Direction:
Recast the records, from the line with "List each element" up to and including the line with "time-tick-40ns [227, 16, 230, 22]", as a Markdown table with the columns No. and Line. Give each line its own row, numbered in order, and skip blank lines and pictures.

════════

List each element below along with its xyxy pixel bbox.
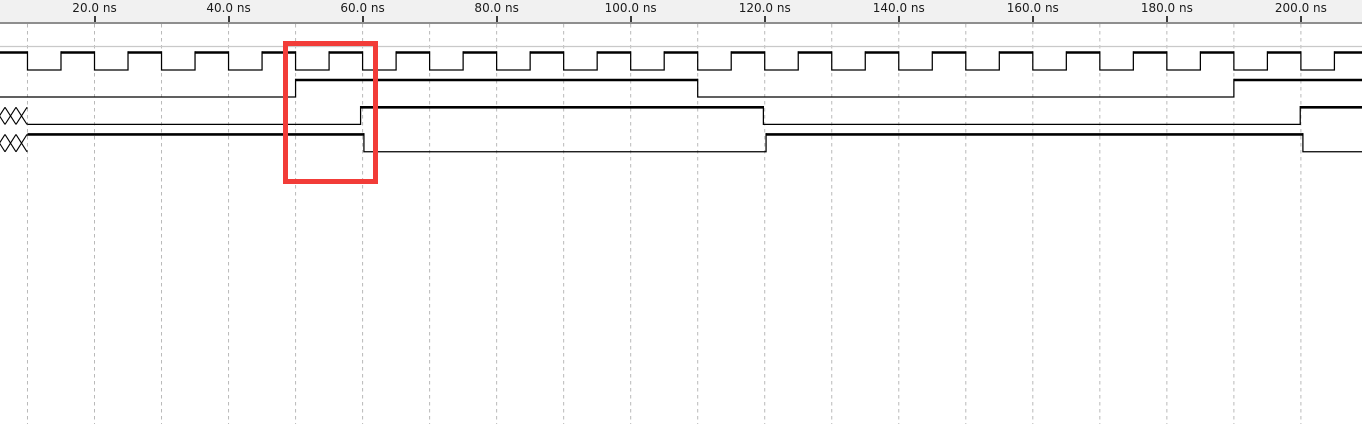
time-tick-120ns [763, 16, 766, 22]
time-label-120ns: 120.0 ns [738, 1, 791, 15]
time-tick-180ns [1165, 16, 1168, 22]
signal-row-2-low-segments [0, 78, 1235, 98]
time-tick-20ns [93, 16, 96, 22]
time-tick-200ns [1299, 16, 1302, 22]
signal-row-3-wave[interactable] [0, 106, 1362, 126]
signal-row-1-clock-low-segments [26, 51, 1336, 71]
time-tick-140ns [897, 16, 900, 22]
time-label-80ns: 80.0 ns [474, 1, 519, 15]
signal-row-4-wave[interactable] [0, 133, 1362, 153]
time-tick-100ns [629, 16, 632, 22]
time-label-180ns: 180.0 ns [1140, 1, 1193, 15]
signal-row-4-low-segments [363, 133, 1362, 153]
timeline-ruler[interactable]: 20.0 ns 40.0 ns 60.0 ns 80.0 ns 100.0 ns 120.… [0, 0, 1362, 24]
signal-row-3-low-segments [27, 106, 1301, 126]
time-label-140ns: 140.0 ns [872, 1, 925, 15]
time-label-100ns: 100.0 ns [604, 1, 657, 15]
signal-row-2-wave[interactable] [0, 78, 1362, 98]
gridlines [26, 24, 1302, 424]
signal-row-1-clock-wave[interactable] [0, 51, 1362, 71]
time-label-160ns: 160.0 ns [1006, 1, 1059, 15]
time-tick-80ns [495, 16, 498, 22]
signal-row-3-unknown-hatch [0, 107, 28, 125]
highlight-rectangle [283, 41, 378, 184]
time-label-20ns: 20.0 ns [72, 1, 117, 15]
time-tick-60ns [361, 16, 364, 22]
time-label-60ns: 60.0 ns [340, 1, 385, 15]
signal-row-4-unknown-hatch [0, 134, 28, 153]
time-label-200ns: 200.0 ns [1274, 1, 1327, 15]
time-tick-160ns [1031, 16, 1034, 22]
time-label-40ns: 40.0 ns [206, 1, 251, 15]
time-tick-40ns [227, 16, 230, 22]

════════

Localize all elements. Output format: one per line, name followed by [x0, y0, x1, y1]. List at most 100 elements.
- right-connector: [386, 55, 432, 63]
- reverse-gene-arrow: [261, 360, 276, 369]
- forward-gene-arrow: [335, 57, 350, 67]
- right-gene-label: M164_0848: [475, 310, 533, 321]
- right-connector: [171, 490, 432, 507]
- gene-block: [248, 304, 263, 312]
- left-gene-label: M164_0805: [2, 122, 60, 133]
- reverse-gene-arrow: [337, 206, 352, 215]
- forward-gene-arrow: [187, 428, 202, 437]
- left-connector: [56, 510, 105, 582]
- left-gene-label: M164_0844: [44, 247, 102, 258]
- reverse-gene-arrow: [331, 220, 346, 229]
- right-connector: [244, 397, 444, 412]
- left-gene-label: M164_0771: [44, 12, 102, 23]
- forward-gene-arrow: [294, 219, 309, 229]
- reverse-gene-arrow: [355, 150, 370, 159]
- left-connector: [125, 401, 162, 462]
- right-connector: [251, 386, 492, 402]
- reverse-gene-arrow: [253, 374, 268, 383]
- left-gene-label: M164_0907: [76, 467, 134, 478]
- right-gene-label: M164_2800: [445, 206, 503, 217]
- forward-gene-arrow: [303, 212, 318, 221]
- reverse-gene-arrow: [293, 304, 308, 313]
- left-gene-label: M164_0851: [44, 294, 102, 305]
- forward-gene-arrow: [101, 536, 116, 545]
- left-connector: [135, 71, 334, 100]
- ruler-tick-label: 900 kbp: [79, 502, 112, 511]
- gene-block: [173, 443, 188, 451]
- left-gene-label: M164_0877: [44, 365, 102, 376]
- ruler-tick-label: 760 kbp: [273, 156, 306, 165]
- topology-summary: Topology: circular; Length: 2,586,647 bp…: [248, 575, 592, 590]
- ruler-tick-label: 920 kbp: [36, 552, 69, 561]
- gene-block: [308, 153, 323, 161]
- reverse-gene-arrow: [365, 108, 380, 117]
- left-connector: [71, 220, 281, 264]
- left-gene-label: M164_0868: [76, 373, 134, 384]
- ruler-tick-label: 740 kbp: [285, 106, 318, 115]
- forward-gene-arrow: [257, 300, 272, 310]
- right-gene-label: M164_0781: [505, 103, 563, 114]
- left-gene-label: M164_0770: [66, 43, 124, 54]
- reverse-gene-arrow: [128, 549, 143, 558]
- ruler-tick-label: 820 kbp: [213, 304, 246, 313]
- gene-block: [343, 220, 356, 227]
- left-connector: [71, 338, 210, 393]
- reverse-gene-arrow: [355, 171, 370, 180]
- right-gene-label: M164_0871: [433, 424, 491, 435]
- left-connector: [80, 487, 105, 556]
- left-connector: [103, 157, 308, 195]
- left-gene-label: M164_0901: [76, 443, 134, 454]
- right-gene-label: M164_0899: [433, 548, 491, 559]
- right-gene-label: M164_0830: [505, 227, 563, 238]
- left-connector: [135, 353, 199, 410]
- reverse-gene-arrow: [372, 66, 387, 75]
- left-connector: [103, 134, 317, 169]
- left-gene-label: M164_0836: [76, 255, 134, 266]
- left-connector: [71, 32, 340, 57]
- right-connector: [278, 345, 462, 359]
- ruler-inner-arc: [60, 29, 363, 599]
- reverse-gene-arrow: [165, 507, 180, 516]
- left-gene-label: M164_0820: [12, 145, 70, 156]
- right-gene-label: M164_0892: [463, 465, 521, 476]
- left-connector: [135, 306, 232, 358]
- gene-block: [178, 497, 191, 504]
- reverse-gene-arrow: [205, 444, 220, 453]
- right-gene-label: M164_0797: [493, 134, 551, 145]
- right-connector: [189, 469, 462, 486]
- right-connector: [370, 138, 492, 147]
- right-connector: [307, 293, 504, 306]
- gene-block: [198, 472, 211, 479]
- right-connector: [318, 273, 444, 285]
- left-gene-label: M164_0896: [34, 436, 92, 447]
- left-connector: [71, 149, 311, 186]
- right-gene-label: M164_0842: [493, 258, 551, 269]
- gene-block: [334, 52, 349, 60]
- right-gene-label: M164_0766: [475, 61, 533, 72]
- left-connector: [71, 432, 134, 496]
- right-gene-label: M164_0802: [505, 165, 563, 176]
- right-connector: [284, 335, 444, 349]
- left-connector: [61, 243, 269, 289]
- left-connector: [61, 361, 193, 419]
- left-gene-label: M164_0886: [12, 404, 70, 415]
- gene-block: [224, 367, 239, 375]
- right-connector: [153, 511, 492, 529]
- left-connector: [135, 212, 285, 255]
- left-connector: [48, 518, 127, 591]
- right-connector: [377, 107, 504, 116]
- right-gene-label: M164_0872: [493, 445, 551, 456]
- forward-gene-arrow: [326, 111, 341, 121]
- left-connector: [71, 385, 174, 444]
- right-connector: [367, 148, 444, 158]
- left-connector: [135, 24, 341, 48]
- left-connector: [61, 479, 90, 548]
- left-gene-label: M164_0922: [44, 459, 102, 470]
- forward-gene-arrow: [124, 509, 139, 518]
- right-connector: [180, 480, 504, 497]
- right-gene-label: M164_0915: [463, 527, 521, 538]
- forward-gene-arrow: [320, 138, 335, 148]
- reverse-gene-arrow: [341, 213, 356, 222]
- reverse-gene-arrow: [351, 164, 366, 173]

════════

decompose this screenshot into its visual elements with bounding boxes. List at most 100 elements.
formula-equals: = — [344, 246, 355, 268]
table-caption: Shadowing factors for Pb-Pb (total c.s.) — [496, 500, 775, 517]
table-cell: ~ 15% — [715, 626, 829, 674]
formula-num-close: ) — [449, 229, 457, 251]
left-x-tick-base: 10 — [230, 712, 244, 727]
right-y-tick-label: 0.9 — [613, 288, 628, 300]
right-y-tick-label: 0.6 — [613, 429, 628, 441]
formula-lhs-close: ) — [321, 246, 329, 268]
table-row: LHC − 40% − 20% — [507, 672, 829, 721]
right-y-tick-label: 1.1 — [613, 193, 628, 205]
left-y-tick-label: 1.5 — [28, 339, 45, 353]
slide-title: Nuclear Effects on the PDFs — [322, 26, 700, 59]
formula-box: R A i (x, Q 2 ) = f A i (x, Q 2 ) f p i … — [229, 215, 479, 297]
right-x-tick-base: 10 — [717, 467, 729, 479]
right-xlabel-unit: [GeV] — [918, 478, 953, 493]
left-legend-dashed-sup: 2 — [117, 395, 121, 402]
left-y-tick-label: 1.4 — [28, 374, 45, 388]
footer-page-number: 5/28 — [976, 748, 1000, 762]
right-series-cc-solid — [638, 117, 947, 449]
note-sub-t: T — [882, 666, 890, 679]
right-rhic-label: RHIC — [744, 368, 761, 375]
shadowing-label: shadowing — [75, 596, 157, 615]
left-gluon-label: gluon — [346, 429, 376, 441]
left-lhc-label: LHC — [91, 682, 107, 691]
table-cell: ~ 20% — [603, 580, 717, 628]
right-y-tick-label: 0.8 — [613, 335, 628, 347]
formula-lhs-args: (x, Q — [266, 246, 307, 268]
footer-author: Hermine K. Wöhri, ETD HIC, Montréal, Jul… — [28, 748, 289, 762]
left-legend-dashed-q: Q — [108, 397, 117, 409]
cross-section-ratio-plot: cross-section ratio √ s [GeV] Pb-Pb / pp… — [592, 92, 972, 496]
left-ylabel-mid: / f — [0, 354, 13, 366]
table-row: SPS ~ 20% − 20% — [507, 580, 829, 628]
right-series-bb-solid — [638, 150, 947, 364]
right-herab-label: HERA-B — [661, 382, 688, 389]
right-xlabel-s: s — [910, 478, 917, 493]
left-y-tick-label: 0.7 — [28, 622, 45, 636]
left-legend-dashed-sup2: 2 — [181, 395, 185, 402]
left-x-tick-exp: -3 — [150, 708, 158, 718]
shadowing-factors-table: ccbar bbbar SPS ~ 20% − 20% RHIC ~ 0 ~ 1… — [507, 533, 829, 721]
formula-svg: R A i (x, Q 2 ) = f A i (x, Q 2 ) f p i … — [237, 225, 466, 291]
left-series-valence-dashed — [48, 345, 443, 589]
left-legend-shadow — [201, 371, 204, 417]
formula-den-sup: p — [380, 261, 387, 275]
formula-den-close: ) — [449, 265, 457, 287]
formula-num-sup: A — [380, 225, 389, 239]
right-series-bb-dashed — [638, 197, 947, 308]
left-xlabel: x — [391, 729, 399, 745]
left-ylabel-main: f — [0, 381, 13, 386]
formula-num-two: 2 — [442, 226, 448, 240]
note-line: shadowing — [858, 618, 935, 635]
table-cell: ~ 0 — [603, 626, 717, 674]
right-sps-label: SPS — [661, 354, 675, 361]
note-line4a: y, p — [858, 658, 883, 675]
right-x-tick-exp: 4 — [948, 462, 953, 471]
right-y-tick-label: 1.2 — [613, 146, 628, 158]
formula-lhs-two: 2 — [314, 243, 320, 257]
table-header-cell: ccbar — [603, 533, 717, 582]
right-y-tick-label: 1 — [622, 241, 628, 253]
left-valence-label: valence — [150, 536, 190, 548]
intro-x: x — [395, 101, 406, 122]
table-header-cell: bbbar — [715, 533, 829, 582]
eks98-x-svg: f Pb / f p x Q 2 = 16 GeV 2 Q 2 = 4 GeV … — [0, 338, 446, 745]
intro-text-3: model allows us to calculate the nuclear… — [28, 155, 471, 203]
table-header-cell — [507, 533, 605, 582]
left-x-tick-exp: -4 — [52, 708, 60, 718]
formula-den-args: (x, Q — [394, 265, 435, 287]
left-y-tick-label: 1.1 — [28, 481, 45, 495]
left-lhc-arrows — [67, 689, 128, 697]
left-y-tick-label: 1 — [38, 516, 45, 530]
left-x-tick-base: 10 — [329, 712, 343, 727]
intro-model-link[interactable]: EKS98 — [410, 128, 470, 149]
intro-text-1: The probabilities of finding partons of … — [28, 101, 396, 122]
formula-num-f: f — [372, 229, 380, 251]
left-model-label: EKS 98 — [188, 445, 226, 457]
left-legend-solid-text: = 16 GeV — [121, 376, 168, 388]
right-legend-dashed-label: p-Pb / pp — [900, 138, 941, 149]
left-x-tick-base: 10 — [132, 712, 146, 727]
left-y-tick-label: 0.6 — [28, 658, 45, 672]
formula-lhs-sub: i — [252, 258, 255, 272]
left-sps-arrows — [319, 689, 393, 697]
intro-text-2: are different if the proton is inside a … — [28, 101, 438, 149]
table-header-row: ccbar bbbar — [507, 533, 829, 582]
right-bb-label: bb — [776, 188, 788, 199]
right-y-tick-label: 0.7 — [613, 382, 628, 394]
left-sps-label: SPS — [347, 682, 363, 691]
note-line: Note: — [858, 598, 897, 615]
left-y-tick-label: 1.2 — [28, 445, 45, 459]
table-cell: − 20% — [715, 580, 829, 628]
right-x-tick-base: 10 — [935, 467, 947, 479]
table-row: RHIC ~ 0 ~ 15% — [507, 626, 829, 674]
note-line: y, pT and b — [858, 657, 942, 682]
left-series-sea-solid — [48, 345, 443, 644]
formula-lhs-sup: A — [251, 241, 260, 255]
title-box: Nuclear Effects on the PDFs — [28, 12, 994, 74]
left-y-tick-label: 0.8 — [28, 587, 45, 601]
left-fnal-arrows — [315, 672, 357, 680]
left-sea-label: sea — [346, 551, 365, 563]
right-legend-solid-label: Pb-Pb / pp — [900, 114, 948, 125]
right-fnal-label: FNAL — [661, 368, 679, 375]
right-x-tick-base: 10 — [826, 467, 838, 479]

════════

The result:
| No. | Line |
|---|---|
| 1 | List each element below along with its xyxy pixel bbox. |
| 2 | time-tick-120ns [763, 16, 766, 22] |
| 3 | time-label-120ns: 120.0 ns [738, 1, 791, 15] |
| 4 | time-tick-180ns [1165, 16, 1168, 22] |
| 5 | signal-row-2-low-segments [0, 78, 1235, 98] |
| 6 | time-tick-20ns [93, 16, 96, 22] |
| 7 | time-tick-200ns [1299, 16, 1302, 22] |
| 8 | signal-row-3-wave[interactable] [0, 106, 1362, 126] |
| 9 | signal-row-1-clock-low-segments [26, 51, 1336, 71] |
| 10 | time-tick-140ns [897, 16, 900, 22] |
| 11 | time-label-80ns: 80.0 ns [474, 1, 519, 15] |
| 12 | signal-row-4-wave[interactable] [0, 133, 1362, 153] |
| 13 | time-tick-100ns [629, 16, 632, 22] |
| 14 | time-label-180ns: 180.0 ns [1140, 1, 1193, 15] |
| 15 | signal-row-4-low-segments [363, 133, 1362, 153] |
| 16 | timeline-ruler[interactable]: 20.0 ns 40.0 ns 60.0 ns 80.0 ns 100.0 ns 120.… [0, 0, 1362, 24] |
| 17 | signal-row-3-low-segments [27, 106, 1301, 126] |
| 18 | time-label-140ns: 140.0 ns [872, 1, 925, 15] |
| 19 | time-label-100ns: 100.0 ns [604, 1, 657, 15] |
| 20 | signal-row-2-wave[interactable] [0, 78, 1362, 98] |
| 21 | gridlines [26, 24, 1302, 424] |
| 22 | signal-row-1-clock-wave[interactable] [0, 51, 1362, 71] |
| 23 | time-label-160ns: 160.0 ns [1006, 1, 1059, 15] |
| 24 | time-tick-80ns [495, 16, 498, 22] |
| 25 | signal-row-3-unknown-hatch [0, 107, 28, 125] |
| 26 | highlight-rectangle [283, 41, 378, 184] |
| 27 | time-label-20ns: 20.0 ns [72, 1, 117, 15] |
| 28 | time-tick-60ns [361, 16, 364, 22] |
| 29 | time-label-60ns: 60.0 ns [340, 1, 385, 15] |
| 30 | signal-row-4-unknown-hatch [0, 134, 28, 153] |
| 31 | time-label-200ns: 200.0 ns [1274, 1, 1327, 15] |
| 32 | time-tick-160ns [1031, 16, 1034, 22] |
| 33 | time-label-40ns: 40.0 ns [206, 1, 251, 15] |
| 34 | time-tick-40ns [227, 16, 230, 22] |